◆ TASK DIRECTIONS ◆
Locate the string "комиссии" in the records below. Copy every line where it occurs.

Stored entries
::::::::
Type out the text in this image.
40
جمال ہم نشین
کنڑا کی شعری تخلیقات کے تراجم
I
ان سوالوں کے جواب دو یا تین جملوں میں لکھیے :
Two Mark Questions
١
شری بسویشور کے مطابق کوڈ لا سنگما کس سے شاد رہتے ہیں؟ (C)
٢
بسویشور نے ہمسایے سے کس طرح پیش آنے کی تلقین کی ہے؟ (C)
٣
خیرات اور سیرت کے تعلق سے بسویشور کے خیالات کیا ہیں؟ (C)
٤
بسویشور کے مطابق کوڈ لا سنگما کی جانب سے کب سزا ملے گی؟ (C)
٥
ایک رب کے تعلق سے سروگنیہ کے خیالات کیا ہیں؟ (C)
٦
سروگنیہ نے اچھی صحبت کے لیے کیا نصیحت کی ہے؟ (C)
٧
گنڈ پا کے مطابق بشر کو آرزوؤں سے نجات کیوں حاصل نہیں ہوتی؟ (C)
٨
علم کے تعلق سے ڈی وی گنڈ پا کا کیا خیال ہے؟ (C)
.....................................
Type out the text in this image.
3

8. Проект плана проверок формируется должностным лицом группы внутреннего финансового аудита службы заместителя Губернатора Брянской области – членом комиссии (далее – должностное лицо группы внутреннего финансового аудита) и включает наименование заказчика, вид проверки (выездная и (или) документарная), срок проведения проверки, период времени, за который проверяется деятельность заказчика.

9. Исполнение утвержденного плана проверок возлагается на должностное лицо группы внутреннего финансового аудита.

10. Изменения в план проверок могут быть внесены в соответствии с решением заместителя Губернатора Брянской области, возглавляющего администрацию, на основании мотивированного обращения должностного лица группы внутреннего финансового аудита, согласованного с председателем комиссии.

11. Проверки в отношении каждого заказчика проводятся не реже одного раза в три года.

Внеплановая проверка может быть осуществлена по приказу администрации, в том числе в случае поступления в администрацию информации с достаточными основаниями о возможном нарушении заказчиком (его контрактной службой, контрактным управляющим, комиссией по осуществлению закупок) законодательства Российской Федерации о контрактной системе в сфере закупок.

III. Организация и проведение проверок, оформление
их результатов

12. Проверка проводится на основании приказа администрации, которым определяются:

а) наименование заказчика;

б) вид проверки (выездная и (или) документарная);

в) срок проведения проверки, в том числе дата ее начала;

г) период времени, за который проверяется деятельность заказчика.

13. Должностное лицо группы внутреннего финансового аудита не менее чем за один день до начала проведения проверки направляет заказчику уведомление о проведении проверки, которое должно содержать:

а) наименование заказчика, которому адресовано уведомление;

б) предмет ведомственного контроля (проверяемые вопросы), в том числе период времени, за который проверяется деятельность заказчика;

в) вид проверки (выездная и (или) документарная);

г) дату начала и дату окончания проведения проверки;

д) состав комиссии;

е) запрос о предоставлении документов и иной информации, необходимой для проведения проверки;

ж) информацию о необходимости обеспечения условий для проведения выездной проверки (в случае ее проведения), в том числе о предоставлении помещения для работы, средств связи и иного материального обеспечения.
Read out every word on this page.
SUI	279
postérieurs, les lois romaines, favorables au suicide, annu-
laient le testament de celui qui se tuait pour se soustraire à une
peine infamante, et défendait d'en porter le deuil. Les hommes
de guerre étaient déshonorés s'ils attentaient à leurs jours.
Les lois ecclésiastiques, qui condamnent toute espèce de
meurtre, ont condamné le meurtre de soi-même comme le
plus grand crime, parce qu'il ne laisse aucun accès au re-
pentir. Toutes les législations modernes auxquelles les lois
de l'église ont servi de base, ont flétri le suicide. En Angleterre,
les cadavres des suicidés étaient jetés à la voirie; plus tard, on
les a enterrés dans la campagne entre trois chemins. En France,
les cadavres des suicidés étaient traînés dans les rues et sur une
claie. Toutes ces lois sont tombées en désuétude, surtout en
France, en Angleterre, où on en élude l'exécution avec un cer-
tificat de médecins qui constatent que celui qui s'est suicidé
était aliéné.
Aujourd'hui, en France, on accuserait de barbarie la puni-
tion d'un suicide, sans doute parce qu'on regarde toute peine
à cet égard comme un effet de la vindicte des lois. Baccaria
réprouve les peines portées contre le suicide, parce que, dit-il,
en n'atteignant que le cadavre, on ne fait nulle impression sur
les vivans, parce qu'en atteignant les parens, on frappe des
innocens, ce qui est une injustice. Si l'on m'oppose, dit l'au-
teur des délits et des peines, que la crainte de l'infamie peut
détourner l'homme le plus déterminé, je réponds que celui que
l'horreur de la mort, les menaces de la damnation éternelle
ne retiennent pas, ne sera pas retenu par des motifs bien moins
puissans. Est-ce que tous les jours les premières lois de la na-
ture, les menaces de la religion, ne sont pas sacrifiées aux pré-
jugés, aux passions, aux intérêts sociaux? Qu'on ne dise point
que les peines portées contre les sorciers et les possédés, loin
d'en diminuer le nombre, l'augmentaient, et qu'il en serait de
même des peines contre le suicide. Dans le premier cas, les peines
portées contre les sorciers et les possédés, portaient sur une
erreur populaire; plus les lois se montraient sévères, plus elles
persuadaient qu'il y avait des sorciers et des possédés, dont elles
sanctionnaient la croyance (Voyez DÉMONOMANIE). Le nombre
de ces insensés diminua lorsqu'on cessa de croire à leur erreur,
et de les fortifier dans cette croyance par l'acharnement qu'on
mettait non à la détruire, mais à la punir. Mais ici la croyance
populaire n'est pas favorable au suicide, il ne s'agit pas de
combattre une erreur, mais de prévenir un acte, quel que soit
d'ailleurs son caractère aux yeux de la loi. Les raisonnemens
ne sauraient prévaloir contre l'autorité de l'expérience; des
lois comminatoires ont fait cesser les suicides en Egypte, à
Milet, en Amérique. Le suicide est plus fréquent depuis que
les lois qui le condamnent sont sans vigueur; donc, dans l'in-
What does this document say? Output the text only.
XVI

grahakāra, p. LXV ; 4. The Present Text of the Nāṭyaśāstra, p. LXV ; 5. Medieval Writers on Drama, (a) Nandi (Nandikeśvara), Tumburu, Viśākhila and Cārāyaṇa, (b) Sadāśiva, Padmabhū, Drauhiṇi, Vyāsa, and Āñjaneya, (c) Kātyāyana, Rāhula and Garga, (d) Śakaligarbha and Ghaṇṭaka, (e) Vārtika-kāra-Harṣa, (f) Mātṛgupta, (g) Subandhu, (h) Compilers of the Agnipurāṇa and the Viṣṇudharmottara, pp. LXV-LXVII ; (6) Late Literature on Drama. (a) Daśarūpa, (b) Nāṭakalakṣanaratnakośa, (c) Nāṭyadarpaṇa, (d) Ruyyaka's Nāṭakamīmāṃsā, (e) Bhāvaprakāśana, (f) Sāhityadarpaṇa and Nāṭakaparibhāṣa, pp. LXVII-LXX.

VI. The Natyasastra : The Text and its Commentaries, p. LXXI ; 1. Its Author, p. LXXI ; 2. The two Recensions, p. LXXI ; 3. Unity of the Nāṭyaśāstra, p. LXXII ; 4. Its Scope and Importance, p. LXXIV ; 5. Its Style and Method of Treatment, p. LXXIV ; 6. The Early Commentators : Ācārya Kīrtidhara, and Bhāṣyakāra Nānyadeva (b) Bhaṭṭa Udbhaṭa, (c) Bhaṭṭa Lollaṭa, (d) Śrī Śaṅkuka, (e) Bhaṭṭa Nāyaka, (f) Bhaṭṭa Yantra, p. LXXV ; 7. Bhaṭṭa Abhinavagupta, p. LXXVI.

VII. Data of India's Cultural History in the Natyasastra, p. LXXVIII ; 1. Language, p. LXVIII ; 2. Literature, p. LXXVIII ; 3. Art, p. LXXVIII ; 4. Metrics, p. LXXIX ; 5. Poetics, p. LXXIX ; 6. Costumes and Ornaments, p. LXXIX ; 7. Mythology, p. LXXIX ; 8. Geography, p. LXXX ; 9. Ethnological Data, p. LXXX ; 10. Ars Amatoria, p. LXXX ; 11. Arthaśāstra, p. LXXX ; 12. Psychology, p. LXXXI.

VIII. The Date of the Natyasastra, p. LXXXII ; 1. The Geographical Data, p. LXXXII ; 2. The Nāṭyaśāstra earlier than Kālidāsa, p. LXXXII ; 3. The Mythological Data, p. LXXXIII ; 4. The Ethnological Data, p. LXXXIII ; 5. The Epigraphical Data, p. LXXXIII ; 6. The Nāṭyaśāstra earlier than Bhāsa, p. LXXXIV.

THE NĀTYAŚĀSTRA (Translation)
::::::::
◆ WRITTEN ANSWER ◆
8. Проект плана проверок формируется должностным лицом группы внутреннего финансового аудита службы заместителя Губернатора Брянской области – членом комиссии (далее – должностное лицо группы внутреннего финансового аудита) и включает наименование заказчика, вид проверки (выездная и (или) документарная), срок проведения проверки, период времени, за который проверяется деятельность заказчика.
10. Изменения в план проверок могут быть внесены в соответствии с решением заместителя Губернатора Брянской области, возглавляющего администрацию, на основании мотивированного обращения должностного лица группы внутреннего финансового аудита, согласованного с председателем комиссии.
д) состав комиссии;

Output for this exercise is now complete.